## INPUT ROWS
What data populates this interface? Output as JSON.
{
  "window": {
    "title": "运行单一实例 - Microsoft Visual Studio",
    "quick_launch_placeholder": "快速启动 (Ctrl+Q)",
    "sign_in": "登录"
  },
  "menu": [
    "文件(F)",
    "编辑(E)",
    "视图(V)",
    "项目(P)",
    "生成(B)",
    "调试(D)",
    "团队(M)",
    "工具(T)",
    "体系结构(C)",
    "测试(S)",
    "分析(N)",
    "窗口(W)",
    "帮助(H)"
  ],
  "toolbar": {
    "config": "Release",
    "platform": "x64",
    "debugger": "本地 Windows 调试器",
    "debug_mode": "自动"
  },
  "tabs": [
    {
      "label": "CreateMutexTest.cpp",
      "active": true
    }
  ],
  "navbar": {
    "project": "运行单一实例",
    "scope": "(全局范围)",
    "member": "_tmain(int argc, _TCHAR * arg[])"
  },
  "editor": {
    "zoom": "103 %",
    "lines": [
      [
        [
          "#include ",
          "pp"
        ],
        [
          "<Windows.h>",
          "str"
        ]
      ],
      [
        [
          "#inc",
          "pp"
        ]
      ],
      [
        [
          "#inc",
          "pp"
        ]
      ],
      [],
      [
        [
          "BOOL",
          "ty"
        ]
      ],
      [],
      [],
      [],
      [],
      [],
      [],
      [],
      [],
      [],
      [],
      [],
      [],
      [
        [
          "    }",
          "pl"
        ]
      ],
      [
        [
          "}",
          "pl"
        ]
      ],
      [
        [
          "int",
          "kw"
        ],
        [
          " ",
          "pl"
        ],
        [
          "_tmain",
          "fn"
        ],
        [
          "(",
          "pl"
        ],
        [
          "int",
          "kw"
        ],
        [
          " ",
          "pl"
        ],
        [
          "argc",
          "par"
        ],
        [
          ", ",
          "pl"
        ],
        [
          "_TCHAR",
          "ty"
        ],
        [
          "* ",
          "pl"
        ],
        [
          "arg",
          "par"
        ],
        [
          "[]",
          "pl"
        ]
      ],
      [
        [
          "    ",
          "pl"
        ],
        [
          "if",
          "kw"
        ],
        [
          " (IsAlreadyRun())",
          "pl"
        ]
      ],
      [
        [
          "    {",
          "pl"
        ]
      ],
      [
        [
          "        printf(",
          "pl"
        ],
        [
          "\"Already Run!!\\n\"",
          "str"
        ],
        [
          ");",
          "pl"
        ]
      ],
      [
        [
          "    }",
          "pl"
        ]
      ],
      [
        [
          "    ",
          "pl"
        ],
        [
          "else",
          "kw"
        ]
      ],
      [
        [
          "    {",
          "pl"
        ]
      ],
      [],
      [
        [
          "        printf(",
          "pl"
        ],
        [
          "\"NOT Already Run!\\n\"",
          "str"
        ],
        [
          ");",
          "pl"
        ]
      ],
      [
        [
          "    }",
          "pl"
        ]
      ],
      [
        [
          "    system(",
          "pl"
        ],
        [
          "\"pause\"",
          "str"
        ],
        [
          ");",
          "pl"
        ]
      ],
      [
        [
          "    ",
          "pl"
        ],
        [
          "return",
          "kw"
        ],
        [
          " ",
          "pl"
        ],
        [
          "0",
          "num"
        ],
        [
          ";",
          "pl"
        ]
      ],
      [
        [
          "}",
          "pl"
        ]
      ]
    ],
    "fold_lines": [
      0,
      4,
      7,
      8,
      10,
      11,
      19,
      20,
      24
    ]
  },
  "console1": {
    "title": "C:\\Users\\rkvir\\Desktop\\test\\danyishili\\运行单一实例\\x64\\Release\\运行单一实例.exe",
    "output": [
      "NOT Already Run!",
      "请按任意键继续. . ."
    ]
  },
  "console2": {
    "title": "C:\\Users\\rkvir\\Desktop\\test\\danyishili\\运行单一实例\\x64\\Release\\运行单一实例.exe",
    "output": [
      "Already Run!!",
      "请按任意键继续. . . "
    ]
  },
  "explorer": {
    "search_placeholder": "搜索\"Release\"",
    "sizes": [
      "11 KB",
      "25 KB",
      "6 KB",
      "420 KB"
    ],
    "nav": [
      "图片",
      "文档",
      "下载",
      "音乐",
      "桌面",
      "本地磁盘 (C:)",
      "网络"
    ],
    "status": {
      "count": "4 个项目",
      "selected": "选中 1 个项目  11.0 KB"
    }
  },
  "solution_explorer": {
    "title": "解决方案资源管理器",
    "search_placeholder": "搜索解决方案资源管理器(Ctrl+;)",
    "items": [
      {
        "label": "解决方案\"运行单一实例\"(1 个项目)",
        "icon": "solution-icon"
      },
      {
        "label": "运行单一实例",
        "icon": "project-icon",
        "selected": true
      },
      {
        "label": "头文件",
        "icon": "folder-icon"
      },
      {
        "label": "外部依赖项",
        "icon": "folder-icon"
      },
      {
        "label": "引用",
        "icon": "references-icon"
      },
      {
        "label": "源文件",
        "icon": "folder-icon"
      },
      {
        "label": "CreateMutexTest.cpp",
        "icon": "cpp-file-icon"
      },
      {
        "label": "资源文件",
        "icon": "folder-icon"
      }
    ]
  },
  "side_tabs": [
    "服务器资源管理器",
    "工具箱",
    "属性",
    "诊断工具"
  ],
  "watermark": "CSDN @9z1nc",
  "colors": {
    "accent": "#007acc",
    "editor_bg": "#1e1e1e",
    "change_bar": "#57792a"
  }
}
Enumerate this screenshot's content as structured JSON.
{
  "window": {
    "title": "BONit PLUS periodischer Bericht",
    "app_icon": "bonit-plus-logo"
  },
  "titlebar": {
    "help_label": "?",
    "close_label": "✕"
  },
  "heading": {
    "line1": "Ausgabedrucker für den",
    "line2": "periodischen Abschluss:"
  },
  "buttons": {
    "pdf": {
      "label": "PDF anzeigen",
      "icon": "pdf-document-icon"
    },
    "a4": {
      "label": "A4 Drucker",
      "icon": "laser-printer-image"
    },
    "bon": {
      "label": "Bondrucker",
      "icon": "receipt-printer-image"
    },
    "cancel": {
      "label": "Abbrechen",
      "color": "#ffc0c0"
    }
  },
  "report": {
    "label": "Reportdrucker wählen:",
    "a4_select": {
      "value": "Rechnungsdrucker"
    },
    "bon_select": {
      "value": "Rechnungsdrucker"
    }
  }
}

## TASK DIRECTIONS
Would you give the material above again, complete and exact?

## TASK OUTPUT
What data populates this interface? Output as JSON.
{
  "window": {
    "title": "运行单一实例 - Microsoft Visual Studio",
    "quick_launch_placeholder": "快速启动 (Ctrl+Q)",
    "sign_in": "登录"
  },
  "menu": [
    "文件(F)",
    "编辑(E)",
    "视图(V)",
    "项目(P)",
    "生成(B)",
    "调试(D)",
    "团队(M)",
    "工具(T)",
    "体系结构(C)",
    "测试(S)",
    "分析(N)",
    "窗口(W)",
    "帮助(H)"
  ],
  "toolbar": {
    "config": "Release",
    "platform": "x64",
    "debugger": "本地 Windows 调试器",
    "debug_mode": "自动"
  },
  "tabs": [
    {
      "label": "CreateMutexTest.cpp",
      "active": true
    }
  ],
  "navbar": {
    "project": "运行单一实例",
    "scope": "(全局范围)",
    "member": "_tmain(int argc, _TCHAR * arg[])"
  },
  "editor": {
    "zoom": "103 %",
    "lines": [
      [
        [
          "#include ",
          "pp"
        ],
        [
          "<Windows.h>",
          "str"
        ]
      ],
      [
        [
          "#inc",
          "pp"
        ]
      ],
      [
        [
          "#inc",
          "pp"
        ]
      ],
      [],
      [
        [
          "BOOL",
          "ty"
        ]
      ],
      [],
      [],
      [],
      [],
      [],
      [],
      [],
      [],
      [],
      [],
      [],
      [],
      [
        [
          "    }",
          "pl"
        ]
      ],
      [
        [
          "}",
          "pl"
        ]
      ],
      [
        [
          "int",
          "kw"
        ],
        [
          " ",
          "pl"
        ],
        [
          "_tmain",
          "fn"
        ],
        [
          "(",
          "pl"
        ],
        [
          "int",
          "kw"
        ],
        [
          " ",
          "pl"
        ],
        [
          "argc",
          "par"
        ],
        [
          ", ",
          "pl"
        ],
        [
          "_TCHAR",
          "ty"
        ],
        [
          "* ",
          "pl"
        ],
        [
          "arg",
          "par"
        ],
        [
          "[]",
          "pl"
        ]
      ],
      [
        [
          "    ",
          "pl"
        ],
        [
          "if",
          "kw"
        ],
        [
          " (IsAlreadyRun())",
          "pl"
        ]
      ],
      [
        [
          "    {",
          "pl"
        ]
      ],
      [
        [
          "        printf(",
          "pl"
        ],
        [
          "\"Already Run!!\\n\"",
          "str"
        ],
        [
          ");",
          "pl"
        ]
      ],
      [
        [
          "    }",
          "pl"
        ]
      ],
      [
        [
          "    ",
          "pl"
        ],
        [
          "else",
          "kw"
        ]
      ],
      [
        [
          "    {",
          "pl"
        ]
      ],
      [],
      [
        [
          "        printf(",
          "pl"
        ],
        [
          "\"NOT Already Run!\\n\"",
          "str"
        ],
        [
          ");",
          "pl"
        ]
      ],
      [
        [
          "    }",
          "pl"
        ]
      ],
      [
        [
          "    system(",
          "pl"
        ],
        [
          "\"pause\"",
          "str"
        ],
        [
          ");",
          "pl"
        ]
      ],
      [
        [
          "    ",
          "pl"
        ],
        [
          "return",
          "kw"
        ],
        [
          " ",
          "pl"
        ],
        [
          "0",
          "num"
        ],
        [
          ";",
          "pl"
        ]
      ],
      [
        [
          "}",
          "pl"
        ]
      ]
    ],
    "fold_lines": [
      0,
      4,
      7,
      8,
      10,
      11,
      19,
      20,
      24
    ]
  },
  "console1": {
    "title": "C:\\Users\\rkvir\\Desktop\\test\\danyishili\\运行单一实例\\x64\\Release\\运行单一实例.exe",
    "output": [
      "NOT Already Run!",
      "请按任意键继续. . ."
    ]
  },
  "console2": {
    "title": "C:\\Users\\rkvir\\Desktop\\test\\danyishili\\运行单一实例\\x64\\Release\\运行单一实例.exe",
    "output": [
      "Already Run!!",
      "请按任意键继续. . . "
    ]
  },
  "explorer": {
    "search_placeholder": "搜索\"Release\"",
    "sizes": [
      "11 KB",
      "25 KB",
      "6 KB",
      "420 KB"
    ],
    "nav": [
      "图片",
      "文档",
      "下载",
      "音乐",
      "桌面",
      "本地磁盘 (C:)",
      "网络"
    ],
    "status": {
      "count": "4 个项目",
      "selected": "选中 1 个项目  11.0 KB"
    }
  },
  "solution_explorer": {
    "title": "解决方案资源管理器",
    "search_placeholder": "搜索解决方案资源管理器(Ctrl+;)",
    "items": [
      {
        "label": "解决方案\"运行单一实例\"(1 个项目)",
        "icon": "solution-icon"
      },
      {
        "label": "运行单一实例",
        "icon": "project-icon",
        "selected": true
      },
      {
        "label": "头文件",
        "icon": "folder-icon"
      },
      {
        "label": "外部依赖项",
        "icon": "folder-icon"
      },
      {
        "label": "引用",
        "icon": "references-icon"
      },
      {
        "label": "源文件",
        "icon": "folder-icon"
      },
      {
        "label": "CreateMutexTest.cpp",
        "icon": "cpp-file-icon"
      },
      {
        "label": "资源文件",
        "icon": "folder-icon"
      }
    ]
  },
  "side_tabs": [
    "服务器资源管理器",
    "工具箱",
    "属性",
    "诊断工具"
  ],
  "watermark": "CSDN @9z1nc",
  "colors": {
    "accent": "#007acc",
    "editor_bg": "#1e1e1e",
    "change_bar": "#57792a"
  }
}
Enumerate this screenshot's content as structured JSON.
{
  "window": {
    "title": "BONit PLUS periodischer Bericht",
    "app_icon": "bonit-plus-logo"
  },
  "titlebar": {
    "help_label": "?",
    "close_label": "✕"
  },
  "heading": {
    "line1": "Ausgabedrucker für den",
    "line2": "periodischen Abschluss:"
  },
  "buttons": {
    "pdf": {
      "label": "PDF anzeigen",
      "icon": "pdf-document-icon"
    },
    "a4": {
      "label": "A4 Drucker",
      "icon": "laser-printer-image"
    },
    "bon": {
      "label": "Bondrucker",
      "icon": "receipt-printer-image"
    },
    "cancel": {
      "label": "Abbrechen",
      "color": "#ffc0c0"
    }
  },
  "report": {
    "label": "Reportdrucker wählen:",
    "a4_select": {
      "value": "Rechnungsdrucker"
    },
    "bon_select": {
      "value": "Rechnungsdrucker"
    }
  }
}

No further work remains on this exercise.